━━ Supplied records ━━

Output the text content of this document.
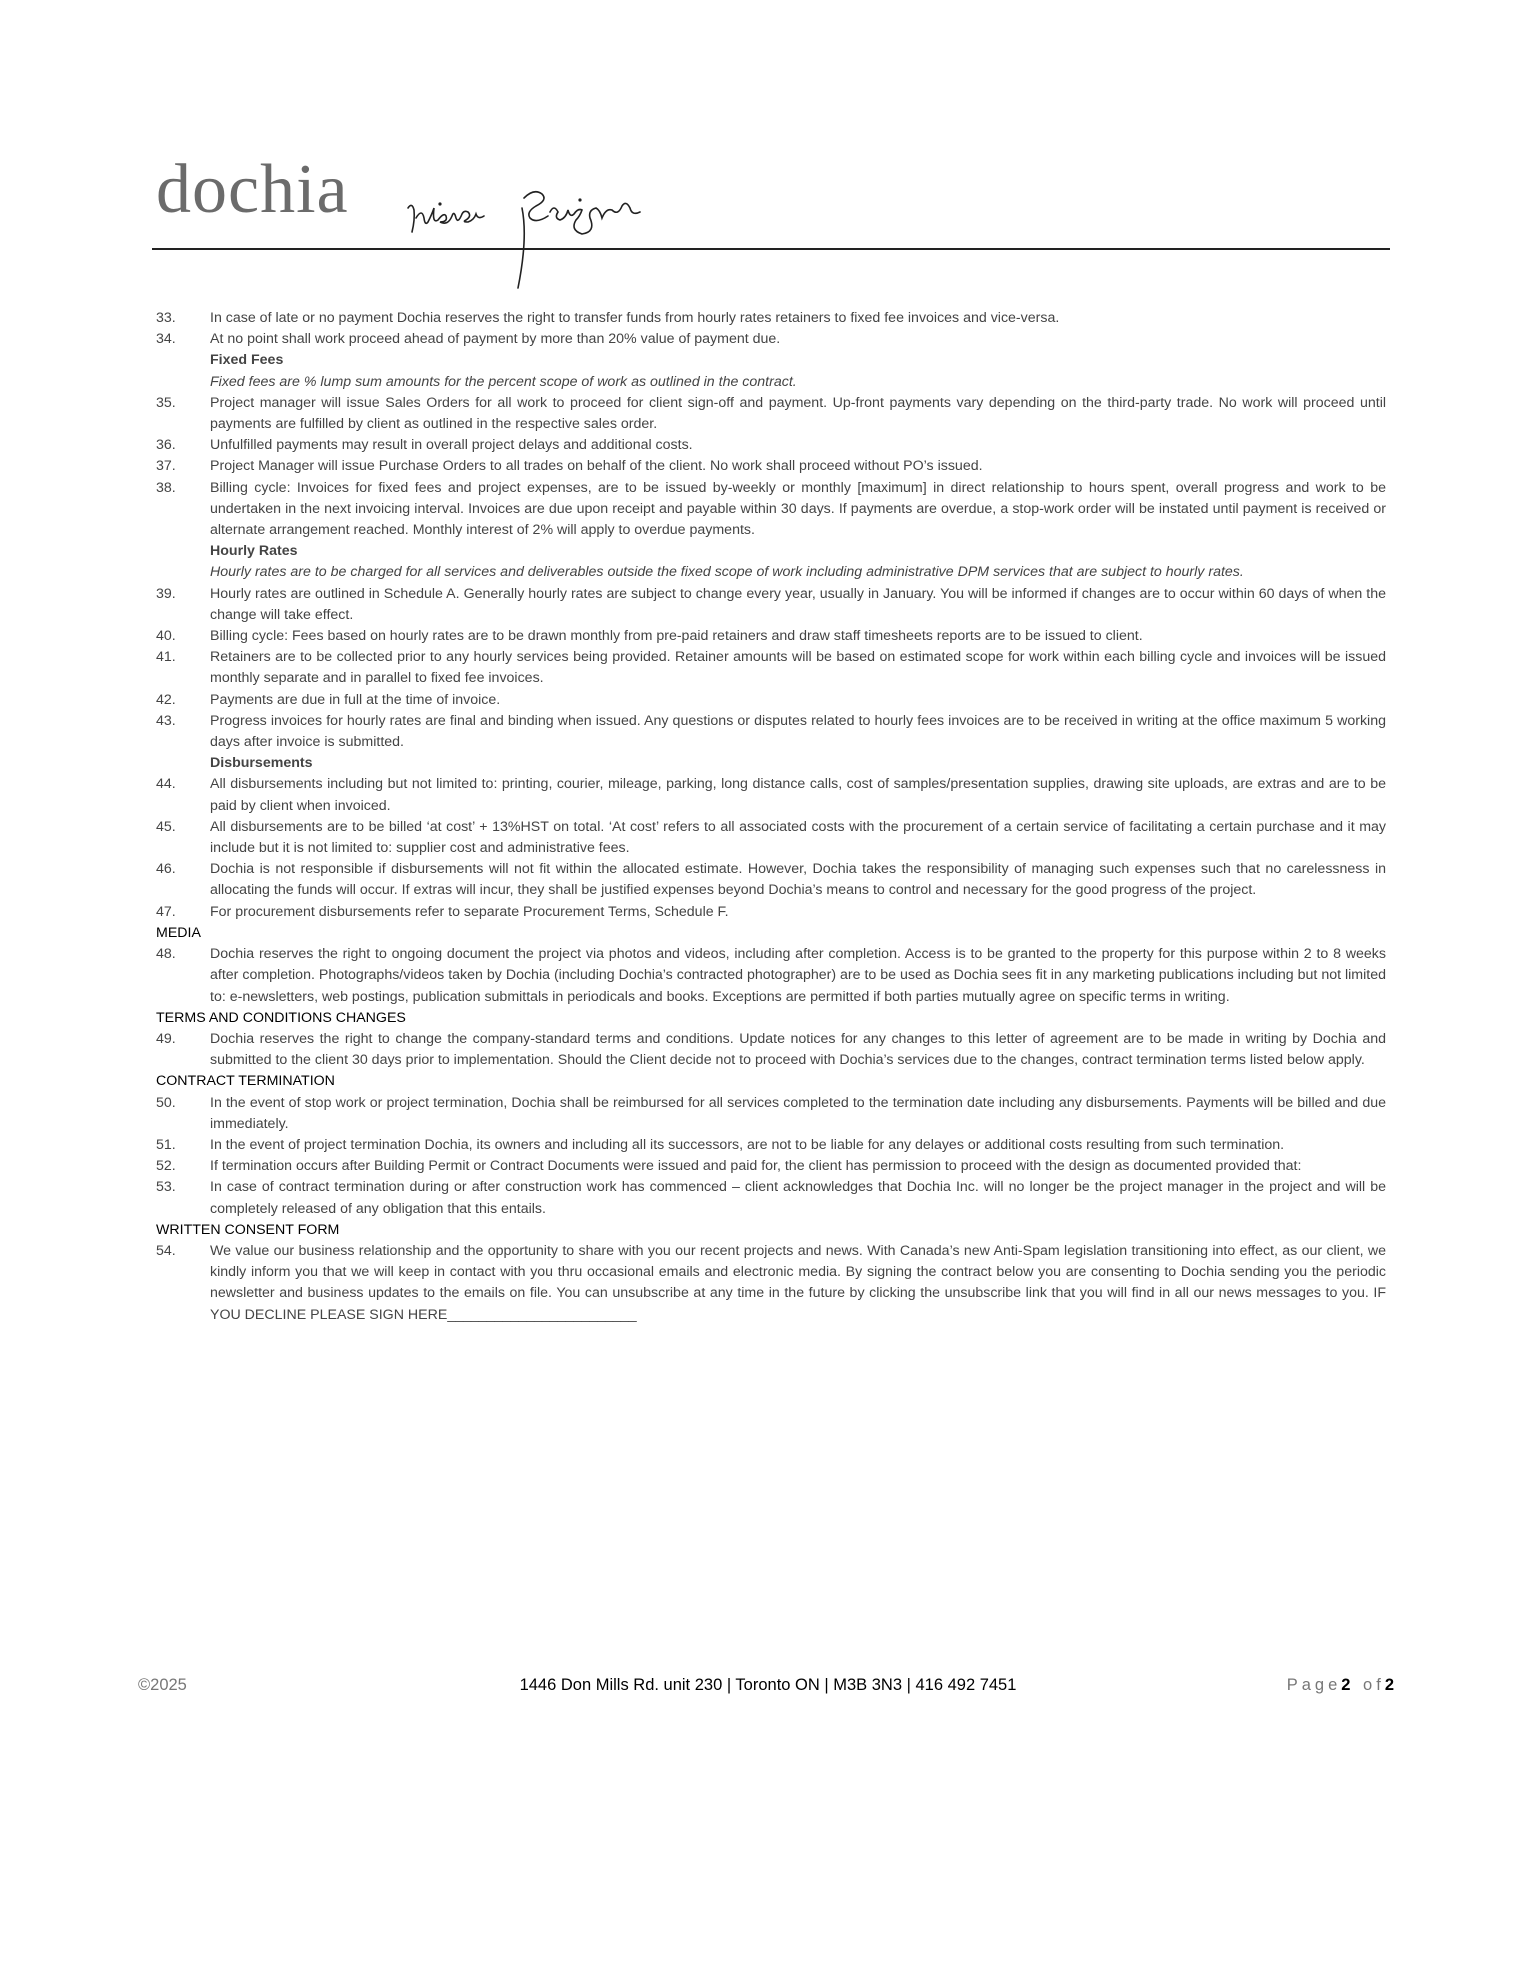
dochia
33.	In case of late or no payment Dochia reserves the right to transfer funds from hourly rates retainers to fixed fee invoices and vice-versa.
34.	At no point shall work proceed ahead of payment by more than 20% value of payment due.
Fixed Fees
Fixed fees are % lump sum amounts for the percent scope of work as outlined in the contract.
35.	Project manager will issue Sales Orders for all work to proceed for client sign-off and payment. Up-front payments vary depending on the third-party trade. No work will proceed until payments are fulfilled by client as outlined in the respective sales order.
36.	Unfulfilled payments may result in overall project delays and additional costs.
37.	Project Manager will issue Purchase Orders to all trades on behalf of the client. No work shall proceed without PO’s issued.
38.	Billing cycle: Invoices for fixed fees and project expenses, are to be issued by-weekly or monthly [maximum] in direct relationship to hours spent, overall progress and work to be undertaken in the next invoicing interval. Invoices are due upon receipt and payable within 30 days. If payments are overdue, a stop-work order will be instated until payment is received or alternate arrangement reached. Monthly interest of 2% will apply to overdue payments.
Hourly Rates
Hourly rates are to be charged for all services and deliverables outside the fixed scope of work including administrative DPM services that are subject to hourly rates.
39.	Hourly rates are outlined in Schedule A. Generally hourly rates are subject to change every year, usually in January. You will be informed if changes are to occur within 60 days of when the change will take effect.
40.	Billing cycle: Fees based on hourly rates are to be drawn monthly from pre-paid retainers and draw staff timesheets reports are to be issued to client.
41.	Retainers are to be collected prior to any hourly services being provided. Retainer amounts will be based on estimated scope for work within each billing cycle and invoices will be issued monthly separate and in parallel to fixed fee invoices.
42.	Payments are due in full at the time of invoice.
43.	Progress invoices for hourly rates are final and binding when issued. Any questions or disputes related to hourly fees invoices are to be received in writing at the office maximum 5 working days after invoice is submitted.
Disbursements
44.	All disbursements including but not limited to: printing, courier, mileage, parking, long distance calls, cost of samples/presentation supplies, drawing site uploads, are extras and are to be paid by client when invoiced.
45.	All disbursements are to be billed ‘at cost’ + 13%HST on total. ‘At cost’ refers to all associated costs with the procurement of a certain service of facilitating a certain purchase and it may include but it is not limited to: supplier cost and administrative fees.
46.	Dochia is not responsible if disbursements will not fit within the allocated estimate. However, Dochia takes the responsibility of managing such expenses such that no carelessness in allocating the funds will occur. If extras will incur, they shall be justified expenses beyond Dochia’s means to control and necessary for the good progress of the project.
47.	For procurement disbursements refer to separate Procurement Terms, Schedule F.
MEDIA
48.	Dochia reserves the right to ongoing document the project via photos and videos, including after completion. Access is to be granted to the property for this purpose within 2 to 8 weeks after completion. Photographs/videos taken by Dochia (including Dochia’s contracted photographer) are to be used as Dochia sees fit in any marketing publications including but not limited to: e-newsletters, web postings, publication submittals in periodicals and books. Exceptions are permitted if both parties mutually agree on specific terms in writing.
TERMS AND CONDITIONS CHANGES
49.	Dochia reserves the right to change the company-standard terms and conditions. Update notices for any changes to this letter of agreement are to be made in writing by Dochia and submitted to the client 30 days prior to implementation. Should the Client decide not to proceed with Dochia’s services due to the changes, contract termination terms listed below apply.
CONTRACT TERMINATION
50.	In the event of stop work or project termination, Dochia shall be reimbursed for all services completed to the termination date including any disbursements. Payments will be billed and due immediately.
51.	In the event of project termination Dochia, its owners and including all its successors, are not to be liable for any delayes or additional costs resulting from such termination.
52.	If termination occurs after Building Permit or Contract Documents were issued and paid for, the client has permission to proceed with the design as documented provided that:
53.	In case of contract termination during or after construction work has commenced – client acknowledges that Dochia Inc. will no longer be the project manager in the project and will be completely released of any obligation that this entails.
WRITTEN CONSENT FORM
54.	We value our business relationship and the opportunity to share with you our recent projects and news. With Canada’s new Anti-Spam legislation transitioning into effect, as our client, we kindly inform you that we will keep in contact with you thru occasional emails and electronic media. By signing the contract below you are consenting to Dochia sending you the periodic newsletter and business updates to the emails on file. You can unsubscribe at any time in the future by clicking the unsubscribe link that you will find in all our news messages to you. IF YOU DECLINE PLEASE SIGN HERE________________________
©2025	1446 Don Mills Rd. unit 230 | Toronto ON | M3B 3N3 | 416 492 7451	Page2 of2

━━━

[Stated exercise] A faithful copy of the records above is needed, with the pictures left out.

[Full response]
Output the text content of this document.
dochia
33.	In case of late or no payment Dochia reserves the right to transfer funds from hourly rates retainers to fixed fee invoices and vice-versa.
34.	At no point shall work proceed ahead of payment by more than 20% value of payment due.
Fixed Fees
Fixed fees are % lump sum amounts for the percent scope of work as outlined in the contract.
35.	Project manager will issue Sales Orders for all work to proceed for client sign-off and payment. Up-front payments vary depending on the third-party trade. No work will proceed until payments are fulfilled by client as outlined in the respective sales order.
36.	Unfulfilled payments may result in overall project delays and additional costs.
37.	Project Manager will issue Purchase Orders to all trades on behalf of the client. No work shall proceed without PO’s issued.
38.	Billing cycle: Invoices for fixed fees and project expenses, are to be issued by-weekly or monthly [maximum] in direct relationship to hours spent, overall progress and work to be undertaken in the next invoicing interval. Invoices are due upon receipt and payable within 30 days. If payments are overdue, a stop-work order will be instated until payment is received or alternate arrangement reached. Monthly interest of 2% will apply to overdue payments.
Hourly Rates
Hourly rates are to be charged for all services and deliverables outside the fixed scope of work including administrative DPM services that are subject to hourly rates.
39.	Hourly rates are outlined in Schedule A. Generally hourly rates are subject to change every year, usually in January. You will be informed if changes are to occur within 60 days of when the change will take effect.
40.	Billing cycle: Fees based on hourly rates are to be drawn monthly from pre-paid retainers and draw staff timesheets reports are to be issued to client.
41.	Retainers are to be collected prior to any hourly services being provided. Retainer amounts will be based on estimated scope for work within each billing cycle and invoices will be issued monthly separate and in parallel to fixed fee invoices.
42.	Payments are due in full at the time of invoice.
43.	Progress invoices for hourly rates are final and binding when issued. Any questions or disputes related to hourly fees invoices are to be received in writing at the office maximum 5 working days after invoice is submitted.
Disbursements
44.	All disbursements including but not limited to: printing, courier, mileage, parking, long distance calls, cost of samples/presentation supplies, drawing site uploads, are extras and are to be paid by client when invoiced.
45.	All disbursements are to be billed ‘at cost’ + 13%HST on total. ‘At cost’ refers to all associated costs with the procurement of a certain service of facilitating a certain purchase and it may include but it is not limited to: supplier cost and administrative fees.
46.	Dochia is not responsible if disbursements will not fit within the allocated estimate. However, Dochia takes the responsibility of managing such expenses such that no carelessness in allocating the funds will occur. If extras will incur, they shall be justified expenses beyond Dochia’s means to control and necessary for the good progress of the project.
47.	For procurement disbursements refer to separate Procurement Terms, Schedule F.
MEDIA
48.	Dochia reserves the right to ongoing document the project via photos and videos, including after completion. Access is to be granted to the property for this purpose within 2 to 8 weeks after completion. Photographs/videos taken by Dochia (including Dochia’s contracted photographer) are to be used as Dochia sees fit in any marketing publications including but not limited to: e-newsletters, web postings, publication submittals in periodicals and books. Exceptions are permitted if both parties mutually agree on specific terms in writing.
TERMS AND CONDITIONS CHANGES
49.	Dochia reserves the right to change the company-standard terms and conditions. Update notices for any changes to this letter of agreement are to be made in writing by Dochia and submitted to the client 30 days prior to implementation. Should the Client decide not to proceed with Dochia’s services due to the changes, contract termination terms listed below apply.
CONTRACT TERMINATION
50.	In the event of stop work or project termination, Dochia shall be reimbursed for all services completed to the termination date including any disbursements. Payments will be billed and due immediately.
51.	In the event of project termination Dochia, its owners and including all its successors, are not to be liable for any delayes or additional costs resulting from such termination.
52.	If termination occurs after Building Permit or Contract Documents were issued and paid for, the client has permission to proceed with the design as documented provided that:
53.	In case of contract termination during or after construction work has commenced – client acknowledges that Dochia Inc. will no longer be the project manager in the project and will be completely released of any obligation that this entails.
WRITTEN CONSENT FORM
54.	We value our business relationship and the opportunity to share with you our recent projects and news. With Canada’s new Anti-Spam legislation transitioning into effect, as our client, we kindly inform you that we will keep in contact with you thru occasional emails and electronic media. By signing the contract below you are consenting to Dochia sending you the periodic newsletter and business updates to the emails on file. You can unsubscribe at any time in the future by clicking the unsubscribe link that you will find in all our news messages to you. IF YOU DECLINE PLEASE SIGN HERE________________________
©2025	1446 Don Mills Rd. unit 230 | Toronto ON | M3B 3N3 | 416 492 7451	Page2 of2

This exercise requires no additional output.